• [Direction]: Each entry below is to be printed verbatim.

• [Dataset records]:
· · · ·

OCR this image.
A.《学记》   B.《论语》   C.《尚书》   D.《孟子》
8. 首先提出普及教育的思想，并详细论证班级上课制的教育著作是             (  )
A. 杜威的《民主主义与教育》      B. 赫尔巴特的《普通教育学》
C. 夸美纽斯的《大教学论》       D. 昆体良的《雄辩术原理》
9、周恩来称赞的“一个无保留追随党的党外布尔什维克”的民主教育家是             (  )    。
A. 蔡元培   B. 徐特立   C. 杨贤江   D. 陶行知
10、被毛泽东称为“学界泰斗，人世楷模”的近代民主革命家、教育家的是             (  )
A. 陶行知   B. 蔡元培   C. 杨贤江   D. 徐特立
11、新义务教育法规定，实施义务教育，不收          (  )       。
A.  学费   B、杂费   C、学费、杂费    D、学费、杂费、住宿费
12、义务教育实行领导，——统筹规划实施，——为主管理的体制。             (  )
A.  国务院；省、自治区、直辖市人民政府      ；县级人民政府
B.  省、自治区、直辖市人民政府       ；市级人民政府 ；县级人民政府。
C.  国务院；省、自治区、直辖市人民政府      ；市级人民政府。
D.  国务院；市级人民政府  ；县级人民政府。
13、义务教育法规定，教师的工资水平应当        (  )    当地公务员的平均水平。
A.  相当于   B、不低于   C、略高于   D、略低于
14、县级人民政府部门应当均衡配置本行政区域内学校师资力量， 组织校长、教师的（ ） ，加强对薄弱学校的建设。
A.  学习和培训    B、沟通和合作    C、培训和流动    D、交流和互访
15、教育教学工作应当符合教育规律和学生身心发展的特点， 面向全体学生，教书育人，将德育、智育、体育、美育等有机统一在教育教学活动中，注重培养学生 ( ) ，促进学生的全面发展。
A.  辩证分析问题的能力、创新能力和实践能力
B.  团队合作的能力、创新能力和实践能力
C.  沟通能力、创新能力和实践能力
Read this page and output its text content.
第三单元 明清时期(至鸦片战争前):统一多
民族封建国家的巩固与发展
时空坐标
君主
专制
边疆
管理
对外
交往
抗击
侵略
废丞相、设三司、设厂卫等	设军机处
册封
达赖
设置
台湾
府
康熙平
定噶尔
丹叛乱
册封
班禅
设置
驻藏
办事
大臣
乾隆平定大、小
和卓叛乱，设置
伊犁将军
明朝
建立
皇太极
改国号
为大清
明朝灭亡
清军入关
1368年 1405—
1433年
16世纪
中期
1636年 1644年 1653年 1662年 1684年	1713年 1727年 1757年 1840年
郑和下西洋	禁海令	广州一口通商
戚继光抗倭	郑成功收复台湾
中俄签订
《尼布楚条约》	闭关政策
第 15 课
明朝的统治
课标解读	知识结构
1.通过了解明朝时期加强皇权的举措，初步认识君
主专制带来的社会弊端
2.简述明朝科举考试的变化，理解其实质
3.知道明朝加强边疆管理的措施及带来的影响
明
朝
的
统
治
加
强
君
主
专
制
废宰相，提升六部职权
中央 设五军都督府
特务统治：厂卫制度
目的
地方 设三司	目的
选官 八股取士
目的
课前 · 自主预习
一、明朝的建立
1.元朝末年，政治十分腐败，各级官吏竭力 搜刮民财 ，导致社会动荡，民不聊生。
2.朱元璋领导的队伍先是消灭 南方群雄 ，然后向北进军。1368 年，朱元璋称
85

· · · ·

• [Problem solution]:
OCR this image.
A.《学记》   B.《论语》   C.《尚书》   D.《孟子》
8. 首先提出普及教育的思想，并详细论证班级上课制的教育著作是             (  )
A. 杜威的《民主主义与教育》      B. 赫尔巴特的《普通教育学》
C. 夸美纽斯的《大教学论》       D. 昆体良的《雄辩术原理》
9、周恩来称赞的“一个无保留追随党的党外布尔什维克”的民主教育家是             (  )    。
A. 蔡元培   B. 徐特立   C. 杨贤江   D. 陶行知
10、被毛泽东称为“学界泰斗，人世楷模”的近代民主革命家、教育家的是             (  )
A. 陶行知   B. 蔡元培   C. 杨贤江   D. 徐特立
11、新义务教育法规定，实施义务教育，不收          (  )       。
A.  学费   B、杂费   C、学费、杂费    D、学费、杂费、住宿费
12、义务教育实行领导，——统筹规划实施，——为主管理的体制。             (  )
A.  国务院；省、自治区、直辖市人民政府      ；县级人民政府
B.  省、自治区、直辖市人民政府       ；市级人民政府 ；县级人民政府。
C.  国务院；省、自治区、直辖市人民政府      ；市级人民政府。
D.  国务院；市级人民政府  ；县级人民政府。
13、义务教育法规定，教师的工资水平应当        (  )    当地公务员的平均水平。
A.  相当于   B、不低于   C、略高于   D、略低于
14、县级人民政府部门应当均衡配置本行政区域内学校师资力量， 组织校长、教师的（ ） ，加强对薄弱学校的建设。
A.  学习和培训    B、沟通和合作    C、培训和流动    D、交流和互访
15、教育教学工作应当符合教育规律和学生身心发展的特点， 面向全体学生，教书育人，将德育、智育、体育、美育等有机统一在教育教学活动中，注重培养学生 ( ) ，促进学生的全面发展。
A.  辩证分析问题的能力、创新能力和实践能力
B.  团队合作的能力、创新能力和实践能力
C.  沟通能力、创新能力和实践能力
Read this page and output its text content.
第三单元 明清时期(至鸦片战争前):统一多
民族封建国家的巩固与发展
时空坐标
君主
专制
边疆
管理
对外
交往
抗击
侵略
废丞相、设三司、设厂卫等	设军机处
册封
达赖
设置
台湾
府
康熙平
定噶尔
丹叛乱
册封
班禅
设置
驻藏
办事
大臣
乾隆平定大、小
和卓叛乱，设置
伊犁将军
明朝
建立
皇太极
改国号
为大清
明朝灭亡
清军入关
1368年 1405—
1433年
16世纪
中期
1636年 1644年 1653年 1662年 1684年	1713年 1727年 1757年 1840年
郑和下西洋	禁海令	广州一口通商
戚继光抗倭	郑成功收复台湾
中俄签订
《尼布楚条约》	闭关政策
第 15 课
明朝的统治
课标解读	知识结构
1.通过了解明朝时期加强皇权的举措，初步认识君
主专制带来的社会弊端
2.简述明朝科举考试的变化，理解其实质
3.知道明朝加强边疆管理的措施及带来的影响
明
朝
的
统
治
加
强
君
主
专
制
废宰相，提升六部职权
中央 设五军都督府
特务统治：厂卫制度
目的
地方 设三司	目的
选官 八股取士
目的
课前 · 自主预习
一、明朝的建立
1.元朝末年，政治十分腐败，各级官吏竭力 搜刮民财 ，导致社会动荡，民不聊生。
2.朱元璋领导的队伍先是消灭 南方群雄 ，然后向北进军。1368 年，朱元璋称
85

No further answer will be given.